■ **Instructions to follow**: Find each line with the string "free" and copy it.

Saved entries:
+++++

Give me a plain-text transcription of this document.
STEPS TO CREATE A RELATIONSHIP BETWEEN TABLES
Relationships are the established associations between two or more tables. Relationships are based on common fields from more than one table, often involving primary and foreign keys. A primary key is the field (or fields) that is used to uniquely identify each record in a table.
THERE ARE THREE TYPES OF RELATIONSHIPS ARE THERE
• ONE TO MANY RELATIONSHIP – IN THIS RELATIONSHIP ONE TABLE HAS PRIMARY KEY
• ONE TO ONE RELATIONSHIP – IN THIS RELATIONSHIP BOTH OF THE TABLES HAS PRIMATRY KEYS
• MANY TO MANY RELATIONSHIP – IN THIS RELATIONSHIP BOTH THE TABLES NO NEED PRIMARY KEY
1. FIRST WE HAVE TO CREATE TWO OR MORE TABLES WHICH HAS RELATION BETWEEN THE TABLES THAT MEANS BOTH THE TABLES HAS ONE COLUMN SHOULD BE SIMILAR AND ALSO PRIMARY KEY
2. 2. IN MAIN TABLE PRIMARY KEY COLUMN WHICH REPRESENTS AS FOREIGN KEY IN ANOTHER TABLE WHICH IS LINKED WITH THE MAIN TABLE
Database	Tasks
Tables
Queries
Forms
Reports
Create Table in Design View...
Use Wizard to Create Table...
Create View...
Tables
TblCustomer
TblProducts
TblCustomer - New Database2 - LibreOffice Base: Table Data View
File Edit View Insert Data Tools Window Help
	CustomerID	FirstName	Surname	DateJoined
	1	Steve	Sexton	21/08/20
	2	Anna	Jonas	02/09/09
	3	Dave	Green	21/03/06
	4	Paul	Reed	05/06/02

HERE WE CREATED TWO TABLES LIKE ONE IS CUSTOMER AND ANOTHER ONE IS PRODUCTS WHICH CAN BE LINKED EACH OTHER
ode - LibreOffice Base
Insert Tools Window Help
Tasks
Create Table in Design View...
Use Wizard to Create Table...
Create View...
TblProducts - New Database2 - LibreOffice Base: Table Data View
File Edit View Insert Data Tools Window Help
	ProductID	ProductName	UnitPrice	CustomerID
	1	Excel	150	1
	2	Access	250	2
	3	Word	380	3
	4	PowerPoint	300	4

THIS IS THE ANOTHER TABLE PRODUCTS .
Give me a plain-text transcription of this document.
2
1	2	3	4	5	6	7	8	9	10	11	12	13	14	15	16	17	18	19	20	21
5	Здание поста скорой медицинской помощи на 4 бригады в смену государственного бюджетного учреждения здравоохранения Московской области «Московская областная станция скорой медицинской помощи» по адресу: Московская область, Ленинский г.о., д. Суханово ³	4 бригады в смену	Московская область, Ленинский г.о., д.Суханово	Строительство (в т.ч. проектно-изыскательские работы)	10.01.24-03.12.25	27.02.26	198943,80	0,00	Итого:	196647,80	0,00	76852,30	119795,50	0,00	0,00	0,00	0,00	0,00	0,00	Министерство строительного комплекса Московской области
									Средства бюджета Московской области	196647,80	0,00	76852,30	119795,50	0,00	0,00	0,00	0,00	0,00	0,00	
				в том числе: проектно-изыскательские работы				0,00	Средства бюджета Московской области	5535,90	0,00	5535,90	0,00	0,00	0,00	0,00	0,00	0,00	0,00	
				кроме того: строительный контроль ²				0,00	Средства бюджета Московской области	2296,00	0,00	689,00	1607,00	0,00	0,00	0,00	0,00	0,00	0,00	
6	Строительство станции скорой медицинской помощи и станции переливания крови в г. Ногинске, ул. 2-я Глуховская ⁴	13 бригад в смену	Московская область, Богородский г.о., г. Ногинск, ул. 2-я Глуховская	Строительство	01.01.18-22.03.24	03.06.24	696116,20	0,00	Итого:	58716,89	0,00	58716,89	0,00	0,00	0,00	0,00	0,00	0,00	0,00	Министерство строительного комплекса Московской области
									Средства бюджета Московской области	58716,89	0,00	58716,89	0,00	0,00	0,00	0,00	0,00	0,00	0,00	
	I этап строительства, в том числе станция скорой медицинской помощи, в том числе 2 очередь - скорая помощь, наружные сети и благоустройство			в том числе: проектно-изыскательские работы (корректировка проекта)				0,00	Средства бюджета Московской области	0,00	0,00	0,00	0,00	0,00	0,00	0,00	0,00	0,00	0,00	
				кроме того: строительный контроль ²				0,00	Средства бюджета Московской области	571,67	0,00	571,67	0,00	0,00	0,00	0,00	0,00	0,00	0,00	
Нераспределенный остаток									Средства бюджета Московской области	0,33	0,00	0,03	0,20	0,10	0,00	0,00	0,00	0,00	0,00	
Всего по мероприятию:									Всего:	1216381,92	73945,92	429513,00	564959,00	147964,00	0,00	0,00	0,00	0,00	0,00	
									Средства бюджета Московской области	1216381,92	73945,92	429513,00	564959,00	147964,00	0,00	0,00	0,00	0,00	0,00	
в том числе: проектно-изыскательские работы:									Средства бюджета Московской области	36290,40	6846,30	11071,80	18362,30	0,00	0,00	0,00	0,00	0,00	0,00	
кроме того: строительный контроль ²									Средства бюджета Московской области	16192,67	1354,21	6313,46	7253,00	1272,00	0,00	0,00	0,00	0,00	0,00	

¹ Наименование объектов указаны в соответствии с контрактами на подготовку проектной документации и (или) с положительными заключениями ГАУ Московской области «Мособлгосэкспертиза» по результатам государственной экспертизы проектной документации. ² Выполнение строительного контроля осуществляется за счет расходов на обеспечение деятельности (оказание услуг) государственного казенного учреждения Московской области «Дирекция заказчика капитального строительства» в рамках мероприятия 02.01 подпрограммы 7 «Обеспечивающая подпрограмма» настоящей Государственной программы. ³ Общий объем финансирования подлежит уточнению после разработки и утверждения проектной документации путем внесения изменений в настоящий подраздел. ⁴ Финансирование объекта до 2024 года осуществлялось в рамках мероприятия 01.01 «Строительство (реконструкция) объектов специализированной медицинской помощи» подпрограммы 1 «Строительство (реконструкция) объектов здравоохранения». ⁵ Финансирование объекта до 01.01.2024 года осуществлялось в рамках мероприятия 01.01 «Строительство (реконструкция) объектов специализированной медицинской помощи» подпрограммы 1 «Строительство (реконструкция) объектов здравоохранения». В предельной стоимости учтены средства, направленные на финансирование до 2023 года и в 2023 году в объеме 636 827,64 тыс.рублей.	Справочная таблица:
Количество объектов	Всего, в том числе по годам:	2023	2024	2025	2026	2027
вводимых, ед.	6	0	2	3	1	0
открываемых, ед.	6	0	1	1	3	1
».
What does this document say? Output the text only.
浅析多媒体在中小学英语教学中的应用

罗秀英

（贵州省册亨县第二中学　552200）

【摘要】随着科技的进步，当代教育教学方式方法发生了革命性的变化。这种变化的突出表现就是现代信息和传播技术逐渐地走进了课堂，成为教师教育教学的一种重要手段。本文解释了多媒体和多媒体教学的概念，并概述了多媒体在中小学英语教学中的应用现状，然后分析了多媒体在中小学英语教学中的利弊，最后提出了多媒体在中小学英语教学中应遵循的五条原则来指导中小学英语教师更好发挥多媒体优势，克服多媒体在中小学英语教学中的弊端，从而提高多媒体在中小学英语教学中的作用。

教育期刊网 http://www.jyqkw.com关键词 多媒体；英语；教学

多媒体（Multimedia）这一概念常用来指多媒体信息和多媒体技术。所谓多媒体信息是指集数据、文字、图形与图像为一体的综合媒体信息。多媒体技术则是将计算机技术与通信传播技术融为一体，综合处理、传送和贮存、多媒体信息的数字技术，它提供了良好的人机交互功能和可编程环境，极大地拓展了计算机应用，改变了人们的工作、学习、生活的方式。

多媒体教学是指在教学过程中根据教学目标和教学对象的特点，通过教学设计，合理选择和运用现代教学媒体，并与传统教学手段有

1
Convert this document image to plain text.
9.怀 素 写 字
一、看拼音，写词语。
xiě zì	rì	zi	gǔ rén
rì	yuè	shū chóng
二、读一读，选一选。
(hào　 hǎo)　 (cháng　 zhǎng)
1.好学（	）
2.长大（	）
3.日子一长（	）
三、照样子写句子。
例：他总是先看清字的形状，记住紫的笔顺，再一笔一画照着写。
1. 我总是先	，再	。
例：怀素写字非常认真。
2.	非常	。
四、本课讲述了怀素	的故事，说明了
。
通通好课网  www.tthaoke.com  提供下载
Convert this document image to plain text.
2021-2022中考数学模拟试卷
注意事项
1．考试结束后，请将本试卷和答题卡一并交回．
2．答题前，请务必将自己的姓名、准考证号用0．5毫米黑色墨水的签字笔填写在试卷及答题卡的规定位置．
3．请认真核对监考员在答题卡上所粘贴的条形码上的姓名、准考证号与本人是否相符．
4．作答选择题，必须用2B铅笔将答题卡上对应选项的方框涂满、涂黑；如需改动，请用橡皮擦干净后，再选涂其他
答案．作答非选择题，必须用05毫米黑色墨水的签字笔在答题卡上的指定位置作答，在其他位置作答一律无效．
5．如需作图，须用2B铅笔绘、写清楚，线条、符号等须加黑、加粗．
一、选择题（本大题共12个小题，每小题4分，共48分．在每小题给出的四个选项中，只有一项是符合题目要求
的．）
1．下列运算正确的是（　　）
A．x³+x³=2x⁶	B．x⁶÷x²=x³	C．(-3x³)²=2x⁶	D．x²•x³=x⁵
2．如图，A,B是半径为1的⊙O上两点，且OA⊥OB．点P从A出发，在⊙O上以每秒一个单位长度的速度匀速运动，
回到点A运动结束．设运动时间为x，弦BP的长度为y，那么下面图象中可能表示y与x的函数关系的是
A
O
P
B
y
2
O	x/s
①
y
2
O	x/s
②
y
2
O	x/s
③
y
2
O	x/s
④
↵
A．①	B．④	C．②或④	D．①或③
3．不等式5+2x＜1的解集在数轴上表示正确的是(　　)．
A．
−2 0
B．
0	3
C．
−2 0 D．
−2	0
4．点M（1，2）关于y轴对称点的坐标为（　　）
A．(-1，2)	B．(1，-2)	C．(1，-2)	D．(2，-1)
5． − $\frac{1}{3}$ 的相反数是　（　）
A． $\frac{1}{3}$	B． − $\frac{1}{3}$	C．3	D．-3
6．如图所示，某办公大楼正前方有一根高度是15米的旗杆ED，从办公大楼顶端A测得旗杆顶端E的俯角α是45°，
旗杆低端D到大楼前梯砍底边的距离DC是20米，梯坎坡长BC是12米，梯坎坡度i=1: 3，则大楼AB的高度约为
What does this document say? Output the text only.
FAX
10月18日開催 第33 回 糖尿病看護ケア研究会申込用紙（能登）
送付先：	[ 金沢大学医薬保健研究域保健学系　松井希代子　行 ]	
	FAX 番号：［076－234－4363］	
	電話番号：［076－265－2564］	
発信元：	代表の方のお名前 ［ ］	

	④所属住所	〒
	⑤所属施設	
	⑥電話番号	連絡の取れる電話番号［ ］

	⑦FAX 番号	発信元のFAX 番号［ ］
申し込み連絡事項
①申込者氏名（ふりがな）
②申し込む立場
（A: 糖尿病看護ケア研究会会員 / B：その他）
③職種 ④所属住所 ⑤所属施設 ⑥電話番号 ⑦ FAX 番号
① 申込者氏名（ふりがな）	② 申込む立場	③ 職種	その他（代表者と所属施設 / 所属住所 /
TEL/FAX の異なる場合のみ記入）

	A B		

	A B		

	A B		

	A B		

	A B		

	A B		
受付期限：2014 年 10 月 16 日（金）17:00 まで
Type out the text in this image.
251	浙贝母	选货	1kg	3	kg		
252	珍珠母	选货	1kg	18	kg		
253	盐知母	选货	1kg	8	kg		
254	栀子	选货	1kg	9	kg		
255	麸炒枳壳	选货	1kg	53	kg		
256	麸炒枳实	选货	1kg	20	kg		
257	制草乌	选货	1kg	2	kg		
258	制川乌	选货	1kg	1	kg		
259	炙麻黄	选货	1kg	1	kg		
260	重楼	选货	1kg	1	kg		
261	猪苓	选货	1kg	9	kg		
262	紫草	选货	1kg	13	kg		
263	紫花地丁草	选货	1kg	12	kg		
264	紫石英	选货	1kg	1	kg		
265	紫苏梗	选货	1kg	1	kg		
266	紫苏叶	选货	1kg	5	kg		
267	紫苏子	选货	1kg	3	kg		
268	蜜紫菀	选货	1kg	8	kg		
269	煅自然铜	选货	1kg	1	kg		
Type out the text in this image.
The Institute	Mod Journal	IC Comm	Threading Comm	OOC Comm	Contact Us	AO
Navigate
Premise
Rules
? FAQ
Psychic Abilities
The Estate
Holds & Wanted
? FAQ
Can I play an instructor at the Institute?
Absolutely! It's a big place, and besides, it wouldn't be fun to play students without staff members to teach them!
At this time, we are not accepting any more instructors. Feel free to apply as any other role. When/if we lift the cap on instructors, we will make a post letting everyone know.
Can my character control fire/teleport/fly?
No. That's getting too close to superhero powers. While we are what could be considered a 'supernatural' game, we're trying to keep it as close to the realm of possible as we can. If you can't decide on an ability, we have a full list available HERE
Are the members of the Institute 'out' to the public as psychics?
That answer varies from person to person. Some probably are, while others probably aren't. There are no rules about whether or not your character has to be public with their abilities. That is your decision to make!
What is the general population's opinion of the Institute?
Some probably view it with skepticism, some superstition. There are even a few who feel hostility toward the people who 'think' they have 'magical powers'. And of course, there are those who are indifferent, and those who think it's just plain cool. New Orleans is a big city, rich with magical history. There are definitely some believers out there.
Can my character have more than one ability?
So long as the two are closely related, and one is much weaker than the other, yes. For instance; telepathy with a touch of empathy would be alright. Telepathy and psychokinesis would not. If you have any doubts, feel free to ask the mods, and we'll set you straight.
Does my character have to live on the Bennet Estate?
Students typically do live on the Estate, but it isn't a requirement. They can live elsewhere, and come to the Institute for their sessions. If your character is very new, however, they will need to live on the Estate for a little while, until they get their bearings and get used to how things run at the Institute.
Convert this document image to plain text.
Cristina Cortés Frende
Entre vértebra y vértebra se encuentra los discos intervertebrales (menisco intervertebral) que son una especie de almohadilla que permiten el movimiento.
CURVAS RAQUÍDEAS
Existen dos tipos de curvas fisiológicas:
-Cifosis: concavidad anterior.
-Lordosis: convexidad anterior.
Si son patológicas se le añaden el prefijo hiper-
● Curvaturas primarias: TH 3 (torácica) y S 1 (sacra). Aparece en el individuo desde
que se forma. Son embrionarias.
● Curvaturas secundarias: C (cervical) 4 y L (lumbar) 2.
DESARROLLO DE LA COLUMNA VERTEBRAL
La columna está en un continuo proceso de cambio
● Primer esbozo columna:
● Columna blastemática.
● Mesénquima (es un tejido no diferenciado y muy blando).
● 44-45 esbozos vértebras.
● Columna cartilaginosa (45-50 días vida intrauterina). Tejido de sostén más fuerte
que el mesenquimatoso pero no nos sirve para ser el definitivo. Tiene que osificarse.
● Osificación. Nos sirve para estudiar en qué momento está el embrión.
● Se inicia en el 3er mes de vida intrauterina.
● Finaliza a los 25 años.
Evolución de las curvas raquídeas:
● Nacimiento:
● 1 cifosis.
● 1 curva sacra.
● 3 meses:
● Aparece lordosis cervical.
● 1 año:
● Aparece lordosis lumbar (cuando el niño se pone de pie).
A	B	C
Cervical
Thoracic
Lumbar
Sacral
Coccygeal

+++++

■ **Solution to this task**:
At this time, we are not accepting any more instructors. Feel free to apply as any other role. When/if we lift the cap on instructors, we will make a post letting everyone know.
So long as the two are closely related, and one is much weaker than the other, yes. For instance; telepathy with a touch of empathy would be alright. Telepathy and psychokinesis would not. If you have any doubts, feel free to ask the mods, and we'll set you straight.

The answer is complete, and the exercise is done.